▶ _Stored items_

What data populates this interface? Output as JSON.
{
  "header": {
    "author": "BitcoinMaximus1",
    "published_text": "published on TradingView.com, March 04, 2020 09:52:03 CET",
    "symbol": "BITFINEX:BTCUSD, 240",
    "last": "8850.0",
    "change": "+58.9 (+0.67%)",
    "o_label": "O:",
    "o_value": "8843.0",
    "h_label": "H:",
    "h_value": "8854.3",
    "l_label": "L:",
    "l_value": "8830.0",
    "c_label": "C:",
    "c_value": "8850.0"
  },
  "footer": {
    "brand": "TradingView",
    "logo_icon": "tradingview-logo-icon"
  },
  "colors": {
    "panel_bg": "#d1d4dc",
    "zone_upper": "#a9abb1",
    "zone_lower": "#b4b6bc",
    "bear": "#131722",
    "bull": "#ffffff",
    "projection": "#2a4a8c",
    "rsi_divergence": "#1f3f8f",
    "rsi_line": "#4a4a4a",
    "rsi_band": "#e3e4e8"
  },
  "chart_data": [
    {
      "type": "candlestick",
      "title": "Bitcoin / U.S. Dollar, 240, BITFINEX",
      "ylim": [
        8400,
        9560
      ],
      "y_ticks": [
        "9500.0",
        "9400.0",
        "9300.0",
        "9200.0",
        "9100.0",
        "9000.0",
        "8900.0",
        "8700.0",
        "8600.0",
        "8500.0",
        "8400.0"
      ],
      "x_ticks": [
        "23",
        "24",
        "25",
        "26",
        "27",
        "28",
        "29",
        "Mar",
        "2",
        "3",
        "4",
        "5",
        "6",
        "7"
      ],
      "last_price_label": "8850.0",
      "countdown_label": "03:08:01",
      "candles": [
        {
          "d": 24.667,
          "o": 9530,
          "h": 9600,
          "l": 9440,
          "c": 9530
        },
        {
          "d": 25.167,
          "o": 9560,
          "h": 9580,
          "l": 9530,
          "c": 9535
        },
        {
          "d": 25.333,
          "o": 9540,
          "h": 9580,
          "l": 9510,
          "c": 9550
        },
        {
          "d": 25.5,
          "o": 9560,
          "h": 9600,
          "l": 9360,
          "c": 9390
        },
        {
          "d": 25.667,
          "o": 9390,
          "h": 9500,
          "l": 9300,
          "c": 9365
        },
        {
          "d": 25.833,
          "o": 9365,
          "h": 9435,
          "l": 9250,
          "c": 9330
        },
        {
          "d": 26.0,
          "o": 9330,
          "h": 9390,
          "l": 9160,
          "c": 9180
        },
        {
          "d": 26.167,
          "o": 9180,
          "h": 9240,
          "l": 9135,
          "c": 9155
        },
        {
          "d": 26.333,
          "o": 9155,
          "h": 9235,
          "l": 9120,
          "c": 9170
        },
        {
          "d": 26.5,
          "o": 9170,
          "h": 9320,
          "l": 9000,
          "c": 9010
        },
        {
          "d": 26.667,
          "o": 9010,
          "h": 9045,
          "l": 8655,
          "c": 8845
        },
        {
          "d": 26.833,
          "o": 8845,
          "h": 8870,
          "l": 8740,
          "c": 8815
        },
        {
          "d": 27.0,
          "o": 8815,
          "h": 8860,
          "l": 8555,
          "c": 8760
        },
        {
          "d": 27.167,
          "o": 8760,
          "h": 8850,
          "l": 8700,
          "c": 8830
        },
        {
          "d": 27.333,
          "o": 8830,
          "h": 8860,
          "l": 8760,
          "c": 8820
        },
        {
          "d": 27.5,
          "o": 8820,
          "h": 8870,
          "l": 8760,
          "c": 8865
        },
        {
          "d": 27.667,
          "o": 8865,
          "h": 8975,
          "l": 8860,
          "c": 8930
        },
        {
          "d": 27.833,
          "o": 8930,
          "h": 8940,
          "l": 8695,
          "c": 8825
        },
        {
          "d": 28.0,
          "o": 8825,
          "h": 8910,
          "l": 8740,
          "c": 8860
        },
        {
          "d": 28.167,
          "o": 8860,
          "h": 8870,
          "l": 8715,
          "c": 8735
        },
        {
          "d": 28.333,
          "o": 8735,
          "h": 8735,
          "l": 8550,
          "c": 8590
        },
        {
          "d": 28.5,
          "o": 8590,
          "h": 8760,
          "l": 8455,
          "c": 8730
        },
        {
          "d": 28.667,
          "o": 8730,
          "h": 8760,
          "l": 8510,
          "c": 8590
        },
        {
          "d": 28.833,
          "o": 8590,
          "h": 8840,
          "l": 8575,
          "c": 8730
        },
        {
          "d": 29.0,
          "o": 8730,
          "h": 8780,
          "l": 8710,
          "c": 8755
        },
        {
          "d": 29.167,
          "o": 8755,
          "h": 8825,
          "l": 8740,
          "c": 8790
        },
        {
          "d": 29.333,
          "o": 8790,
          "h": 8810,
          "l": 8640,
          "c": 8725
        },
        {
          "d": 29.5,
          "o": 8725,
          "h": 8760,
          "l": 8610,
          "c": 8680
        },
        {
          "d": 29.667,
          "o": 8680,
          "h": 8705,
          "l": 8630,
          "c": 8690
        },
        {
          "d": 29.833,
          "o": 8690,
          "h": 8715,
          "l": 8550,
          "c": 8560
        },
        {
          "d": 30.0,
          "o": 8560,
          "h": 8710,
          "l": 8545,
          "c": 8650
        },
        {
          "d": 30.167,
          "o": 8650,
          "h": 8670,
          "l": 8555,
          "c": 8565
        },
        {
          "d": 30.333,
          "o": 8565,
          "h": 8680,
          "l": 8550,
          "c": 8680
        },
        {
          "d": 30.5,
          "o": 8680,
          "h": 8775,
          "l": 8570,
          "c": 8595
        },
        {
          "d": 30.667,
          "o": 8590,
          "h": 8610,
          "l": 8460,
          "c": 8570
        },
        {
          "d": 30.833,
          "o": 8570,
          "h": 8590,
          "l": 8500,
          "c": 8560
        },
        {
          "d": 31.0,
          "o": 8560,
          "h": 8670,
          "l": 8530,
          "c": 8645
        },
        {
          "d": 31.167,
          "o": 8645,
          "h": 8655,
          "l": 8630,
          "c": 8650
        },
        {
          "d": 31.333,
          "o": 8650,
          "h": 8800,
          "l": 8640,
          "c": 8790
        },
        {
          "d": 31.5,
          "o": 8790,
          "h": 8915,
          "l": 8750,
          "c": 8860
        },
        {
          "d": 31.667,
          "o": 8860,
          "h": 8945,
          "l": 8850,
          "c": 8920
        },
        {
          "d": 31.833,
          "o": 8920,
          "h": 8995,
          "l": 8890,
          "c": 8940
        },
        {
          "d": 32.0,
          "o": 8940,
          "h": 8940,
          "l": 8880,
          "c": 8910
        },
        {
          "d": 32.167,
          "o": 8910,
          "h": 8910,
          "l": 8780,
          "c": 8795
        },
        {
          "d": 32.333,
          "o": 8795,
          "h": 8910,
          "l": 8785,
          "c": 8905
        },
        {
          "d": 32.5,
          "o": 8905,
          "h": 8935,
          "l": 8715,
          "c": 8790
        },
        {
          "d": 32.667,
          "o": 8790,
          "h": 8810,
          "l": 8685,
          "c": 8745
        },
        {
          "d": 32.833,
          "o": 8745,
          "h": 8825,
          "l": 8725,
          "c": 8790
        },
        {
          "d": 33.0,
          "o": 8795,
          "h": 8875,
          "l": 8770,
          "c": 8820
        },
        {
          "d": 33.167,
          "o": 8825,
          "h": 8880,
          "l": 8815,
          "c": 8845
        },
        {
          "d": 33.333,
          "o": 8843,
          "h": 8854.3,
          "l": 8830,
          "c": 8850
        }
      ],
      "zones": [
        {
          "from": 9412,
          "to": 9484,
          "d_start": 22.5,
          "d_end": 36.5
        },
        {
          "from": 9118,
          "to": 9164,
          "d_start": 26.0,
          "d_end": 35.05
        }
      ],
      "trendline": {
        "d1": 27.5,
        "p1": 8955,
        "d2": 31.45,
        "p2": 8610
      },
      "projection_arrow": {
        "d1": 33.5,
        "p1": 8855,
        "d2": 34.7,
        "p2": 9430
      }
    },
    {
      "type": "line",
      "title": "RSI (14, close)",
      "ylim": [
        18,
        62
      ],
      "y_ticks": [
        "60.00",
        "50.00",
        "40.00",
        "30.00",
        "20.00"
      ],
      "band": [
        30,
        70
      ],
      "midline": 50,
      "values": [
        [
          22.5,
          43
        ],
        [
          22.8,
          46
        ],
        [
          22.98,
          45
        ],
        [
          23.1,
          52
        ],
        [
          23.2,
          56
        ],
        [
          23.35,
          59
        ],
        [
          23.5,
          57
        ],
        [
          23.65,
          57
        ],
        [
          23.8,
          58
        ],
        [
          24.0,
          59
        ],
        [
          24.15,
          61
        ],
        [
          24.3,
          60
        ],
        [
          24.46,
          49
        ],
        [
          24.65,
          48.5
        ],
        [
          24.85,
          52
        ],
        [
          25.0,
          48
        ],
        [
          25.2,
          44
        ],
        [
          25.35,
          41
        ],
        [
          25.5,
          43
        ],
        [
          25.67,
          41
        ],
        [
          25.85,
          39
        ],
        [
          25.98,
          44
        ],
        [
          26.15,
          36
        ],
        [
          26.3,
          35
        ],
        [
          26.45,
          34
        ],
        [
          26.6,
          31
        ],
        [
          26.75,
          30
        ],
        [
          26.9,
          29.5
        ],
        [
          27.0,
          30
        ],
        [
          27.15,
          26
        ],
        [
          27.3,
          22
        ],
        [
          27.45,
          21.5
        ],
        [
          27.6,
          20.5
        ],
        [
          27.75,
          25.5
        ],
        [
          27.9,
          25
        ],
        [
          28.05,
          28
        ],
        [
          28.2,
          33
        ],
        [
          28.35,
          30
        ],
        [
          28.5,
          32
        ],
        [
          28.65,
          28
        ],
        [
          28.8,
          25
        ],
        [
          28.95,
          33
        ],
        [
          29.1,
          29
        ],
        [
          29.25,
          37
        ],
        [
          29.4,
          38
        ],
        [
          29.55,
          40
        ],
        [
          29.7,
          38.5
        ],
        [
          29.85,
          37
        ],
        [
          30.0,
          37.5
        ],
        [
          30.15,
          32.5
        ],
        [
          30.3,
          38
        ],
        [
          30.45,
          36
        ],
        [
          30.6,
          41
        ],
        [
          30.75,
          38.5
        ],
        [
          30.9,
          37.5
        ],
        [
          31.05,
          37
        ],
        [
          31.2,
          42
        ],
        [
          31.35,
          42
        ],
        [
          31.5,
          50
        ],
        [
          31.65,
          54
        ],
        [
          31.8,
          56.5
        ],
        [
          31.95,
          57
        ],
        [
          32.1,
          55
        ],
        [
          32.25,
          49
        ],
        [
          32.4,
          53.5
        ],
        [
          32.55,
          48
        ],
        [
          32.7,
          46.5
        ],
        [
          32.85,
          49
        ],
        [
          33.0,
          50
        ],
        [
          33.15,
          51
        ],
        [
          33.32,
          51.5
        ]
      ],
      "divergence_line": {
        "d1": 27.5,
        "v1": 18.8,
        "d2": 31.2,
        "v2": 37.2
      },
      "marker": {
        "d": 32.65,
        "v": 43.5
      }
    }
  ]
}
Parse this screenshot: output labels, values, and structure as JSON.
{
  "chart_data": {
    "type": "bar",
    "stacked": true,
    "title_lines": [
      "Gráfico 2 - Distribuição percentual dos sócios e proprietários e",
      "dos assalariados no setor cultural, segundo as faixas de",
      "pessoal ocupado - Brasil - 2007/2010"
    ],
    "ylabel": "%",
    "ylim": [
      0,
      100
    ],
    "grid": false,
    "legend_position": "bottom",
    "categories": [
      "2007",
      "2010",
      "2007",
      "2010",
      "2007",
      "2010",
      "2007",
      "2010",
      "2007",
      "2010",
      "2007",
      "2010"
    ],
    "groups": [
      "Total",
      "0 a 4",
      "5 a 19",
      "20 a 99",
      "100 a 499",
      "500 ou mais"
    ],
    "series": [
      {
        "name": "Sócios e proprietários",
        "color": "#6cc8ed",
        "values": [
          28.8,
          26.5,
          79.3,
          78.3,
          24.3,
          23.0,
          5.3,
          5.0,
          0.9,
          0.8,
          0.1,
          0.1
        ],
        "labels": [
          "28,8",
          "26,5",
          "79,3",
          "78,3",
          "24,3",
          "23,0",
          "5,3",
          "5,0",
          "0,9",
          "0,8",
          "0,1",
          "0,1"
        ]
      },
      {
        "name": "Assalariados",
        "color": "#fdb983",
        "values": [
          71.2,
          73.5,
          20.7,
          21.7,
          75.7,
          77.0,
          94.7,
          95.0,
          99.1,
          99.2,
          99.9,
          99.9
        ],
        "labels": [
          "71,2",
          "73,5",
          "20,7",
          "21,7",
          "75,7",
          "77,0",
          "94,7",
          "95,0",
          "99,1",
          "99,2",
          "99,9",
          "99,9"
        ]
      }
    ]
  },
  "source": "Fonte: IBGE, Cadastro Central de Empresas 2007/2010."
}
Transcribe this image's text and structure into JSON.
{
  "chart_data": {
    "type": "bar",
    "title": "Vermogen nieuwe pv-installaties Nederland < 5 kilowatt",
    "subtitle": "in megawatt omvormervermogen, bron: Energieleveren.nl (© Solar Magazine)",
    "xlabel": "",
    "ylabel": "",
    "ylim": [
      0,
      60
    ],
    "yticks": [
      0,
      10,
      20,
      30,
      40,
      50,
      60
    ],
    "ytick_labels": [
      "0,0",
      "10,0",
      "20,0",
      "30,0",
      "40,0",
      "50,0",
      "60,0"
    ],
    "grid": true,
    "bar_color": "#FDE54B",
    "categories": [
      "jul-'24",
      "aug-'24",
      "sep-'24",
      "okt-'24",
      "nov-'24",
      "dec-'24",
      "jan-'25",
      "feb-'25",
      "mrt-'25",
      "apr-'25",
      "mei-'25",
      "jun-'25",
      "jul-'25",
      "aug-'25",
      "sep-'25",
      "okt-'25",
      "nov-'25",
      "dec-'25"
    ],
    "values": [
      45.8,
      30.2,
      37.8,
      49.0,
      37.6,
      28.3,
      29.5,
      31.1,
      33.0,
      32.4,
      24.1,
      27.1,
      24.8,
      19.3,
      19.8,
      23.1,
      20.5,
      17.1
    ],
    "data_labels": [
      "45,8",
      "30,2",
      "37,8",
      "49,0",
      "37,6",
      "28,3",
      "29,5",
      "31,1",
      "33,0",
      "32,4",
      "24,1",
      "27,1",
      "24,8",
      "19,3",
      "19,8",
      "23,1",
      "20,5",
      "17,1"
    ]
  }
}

▶ _What needs to be done_
Collect every line above that contains the word "values".

▶ _Task solution_
      "values": [
Parse this screenshot: output labels, values, and structure as JSON.
        "values": [
        "values": [
    "values": [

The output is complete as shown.